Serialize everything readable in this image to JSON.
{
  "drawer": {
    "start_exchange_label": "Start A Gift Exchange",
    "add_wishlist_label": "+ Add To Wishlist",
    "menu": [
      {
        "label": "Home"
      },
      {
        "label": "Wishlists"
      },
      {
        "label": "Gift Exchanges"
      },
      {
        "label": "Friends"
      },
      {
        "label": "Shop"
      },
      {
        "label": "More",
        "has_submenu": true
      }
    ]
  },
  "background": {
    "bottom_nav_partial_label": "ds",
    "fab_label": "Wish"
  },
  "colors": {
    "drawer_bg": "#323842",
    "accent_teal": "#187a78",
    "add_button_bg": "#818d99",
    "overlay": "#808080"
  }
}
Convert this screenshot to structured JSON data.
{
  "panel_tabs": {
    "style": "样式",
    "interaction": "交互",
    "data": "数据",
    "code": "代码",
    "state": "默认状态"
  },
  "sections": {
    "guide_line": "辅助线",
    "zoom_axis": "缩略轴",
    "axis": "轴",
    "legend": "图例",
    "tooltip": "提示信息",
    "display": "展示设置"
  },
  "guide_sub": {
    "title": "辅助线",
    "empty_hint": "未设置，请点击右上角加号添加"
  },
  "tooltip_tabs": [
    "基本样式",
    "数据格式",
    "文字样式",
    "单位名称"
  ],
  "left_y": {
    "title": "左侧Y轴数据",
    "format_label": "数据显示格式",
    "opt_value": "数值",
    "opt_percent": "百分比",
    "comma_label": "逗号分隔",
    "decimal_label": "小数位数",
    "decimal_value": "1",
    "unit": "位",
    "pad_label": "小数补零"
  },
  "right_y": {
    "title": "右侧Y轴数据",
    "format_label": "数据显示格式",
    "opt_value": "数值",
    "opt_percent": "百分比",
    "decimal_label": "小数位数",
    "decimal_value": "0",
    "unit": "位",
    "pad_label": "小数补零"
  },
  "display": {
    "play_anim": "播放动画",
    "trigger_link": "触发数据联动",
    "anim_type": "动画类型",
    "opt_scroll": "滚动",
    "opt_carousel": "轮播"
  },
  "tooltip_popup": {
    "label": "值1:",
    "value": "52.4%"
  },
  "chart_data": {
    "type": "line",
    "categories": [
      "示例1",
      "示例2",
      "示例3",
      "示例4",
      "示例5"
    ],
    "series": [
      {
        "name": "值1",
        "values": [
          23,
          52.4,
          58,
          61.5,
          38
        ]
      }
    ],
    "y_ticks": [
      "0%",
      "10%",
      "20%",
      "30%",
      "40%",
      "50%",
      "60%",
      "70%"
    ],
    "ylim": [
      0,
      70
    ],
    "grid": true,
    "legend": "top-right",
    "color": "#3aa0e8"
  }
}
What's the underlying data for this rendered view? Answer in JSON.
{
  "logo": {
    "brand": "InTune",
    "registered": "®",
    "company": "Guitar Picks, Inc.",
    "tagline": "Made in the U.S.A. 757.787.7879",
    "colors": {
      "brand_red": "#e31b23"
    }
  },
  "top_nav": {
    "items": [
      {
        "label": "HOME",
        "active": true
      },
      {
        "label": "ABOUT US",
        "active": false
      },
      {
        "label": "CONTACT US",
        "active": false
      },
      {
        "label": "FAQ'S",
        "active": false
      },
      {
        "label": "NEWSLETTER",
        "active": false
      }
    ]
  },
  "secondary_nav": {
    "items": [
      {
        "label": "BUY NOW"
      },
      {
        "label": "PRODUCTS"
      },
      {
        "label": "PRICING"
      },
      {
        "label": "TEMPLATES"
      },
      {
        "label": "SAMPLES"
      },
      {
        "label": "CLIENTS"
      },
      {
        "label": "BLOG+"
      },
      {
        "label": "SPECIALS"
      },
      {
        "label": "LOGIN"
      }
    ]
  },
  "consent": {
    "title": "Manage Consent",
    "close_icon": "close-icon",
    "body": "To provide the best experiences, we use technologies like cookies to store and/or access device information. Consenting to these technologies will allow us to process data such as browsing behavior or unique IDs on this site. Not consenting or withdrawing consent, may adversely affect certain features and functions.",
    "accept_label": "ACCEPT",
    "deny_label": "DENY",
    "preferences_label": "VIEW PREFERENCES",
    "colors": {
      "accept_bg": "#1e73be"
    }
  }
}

------

◆ The request
Reproduce the entries above in full, verbatim.

◆ Output for this exercise
Serialize everything readable in this image to JSON.
{
  "drawer": {
    "start_exchange_label": "Start A Gift Exchange",
    "add_wishlist_label": "+ Add To Wishlist",
    "menu": [
      {
        "label": "Home"
      },
      {
        "label": "Wishlists"
      },
      {
        "label": "Gift Exchanges"
      },
      {
        "label": "Friends"
      },
      {
        "label": "Shop"
      },
      {
        "label": "More",
        "has_submenu": true
      }
    ]
  },
  "background": {
    "bottom_nav_partial_label": "ds",
    "fab_label": "Wish"
  },
  "colors": {
    "drawer_bg": "#323842",
    "accent_teal": "#187a78",
    "add_button_bg": "#818d99",
    "overlay": "#808080"
  }
}
Convert this screenshot to structured JSON data.
{
  "panel_tabs": {
    "style": "样式",
    "interaction": "交互",
    "data": "数据",
    "code": "代码",
    "state": "默认状态"
  },
  "sections": {
    "guide_line": "辅助线",
    "zoom_axis": "缩略轴",
    "axis": "轴",
    "legend": "图例",
    "tooltip": "提示信息",
    "display": "展示设置"
  },
  "guide_sub": {
    "title": "辅助线",
    "empty_hint": "未设置，请点击右上角加号添加"
  },
  "tooltip_tabs": [
    "基本样式",
    "数据格式",
    "文字样式",
    "单位名称"
  ],
  "left_y": {
    "title": "左侧Y轴数据",
    "format_label": "数据显示格式",
    "opt_value": "数值",
    "opt_percent": "百分比",
    "comma_label": "逗号分隔",
    "decimal_label": "小数位数",
    "decimal_value": "1",
    "unit": "位",
    "pad_label": "小数补零"
  },
  "right_y": {
    "title": "右侧Y轴数据",
    "format_label": "数据显示格式",
    "opt_value": "数值",
    "opt_percent": "百分比",
    "decimal_label": "小数位数",
    "decimal_value": "0",
    "unit": "位",
    "pad_label": "小数补零"
  },
  "display": {
    "play_anim": "播放动画",
    "trigger_link": "触发数据联动",
    "anim_type": "动画类型",
    "opt_scroll": "滚动",
    "opt_carousel": "轮播"
  },
  "tooltip_popup": {
    "label": "值1:",
    "value": "52.4%"
  },
  "chart_data": {
    "type": "line",
    "categories": [
      "示例1",
      "示例2",
      "示例3",
      "示例4",
      "示例5"
    ],
    "series": [
      {
        "name": "值1",
        "values": [
          23,
          52.4,
          58,
          61.5,
          38
        ]
      }
    ],
    "y_ticks": [
      "0%",
      "10%",
      "20%",
      "30%",
      "40%",
      "50%",
      "60%",
      "70%"
    ],
    "ylim": [
      0,
      70
    ],
    "grid": true,
    "legend": "top-right",
    "color": "#3aa0e8"
  }
}
What's the underlying data for this rendered view? Answer in JSON.
{
  "logo": {
    "brand": "InTune",
    "registered": "®",
    "company": "Guitar Picks, Inc.",
    "tagline": "Made in the U.S.A. 757.787.7879",
    "colors": {
      "brand_red": "#e31b23"
    }
  },
  "top_nav": {
    "items": [
      {
        "label": "HOME",
        "active": true
      },
      {
        "label": "ABOUT US",
        "active": false
      },
      {
        "label": "CONTACT US",
        "active": false
      },
      {
        "label": "FAQ'S",
        "active": false
      },
      {
        "label": "NEWSLETTER",
        "active": false
      }
    ]
  },
  "secondary_nav": {
    "items": [
      {
        "label": "BUY NOW"
      },
      {
        "label": "PRODUCTS"
      },
      {
        "label": "PRICING"
      },
      {
        "label": "TEMPLATES"
      },
      {
        "label": "SAMPLES"
      },
      {
        "label": "CLIENTS"
      },
      {
        "label": "BLOG+"
      },
      {
        "label": "SPECIALS"
      },
      {
        "label": "LOGIN"
      }
    ]
  },
  "consent": {
    "title": "Manage Consent",
    "close_icon": "close-icon",
    "body": "To provide the best experiences, we use technologies like cookies to store and/or access device information. Consenting to these technologies will allow us to process data such as browsing behavior or unique IDs on this site. Not consenting or withdrawing consent, may adversely affect certain features and functions.",
    "accept_label": "ACCEPT",
    "deny_label": "DENY",
    "preferences_label": "VIEW PREFERENCES",
    "colors": {
      "accept_bg": "#1e73be"
    }
  }
}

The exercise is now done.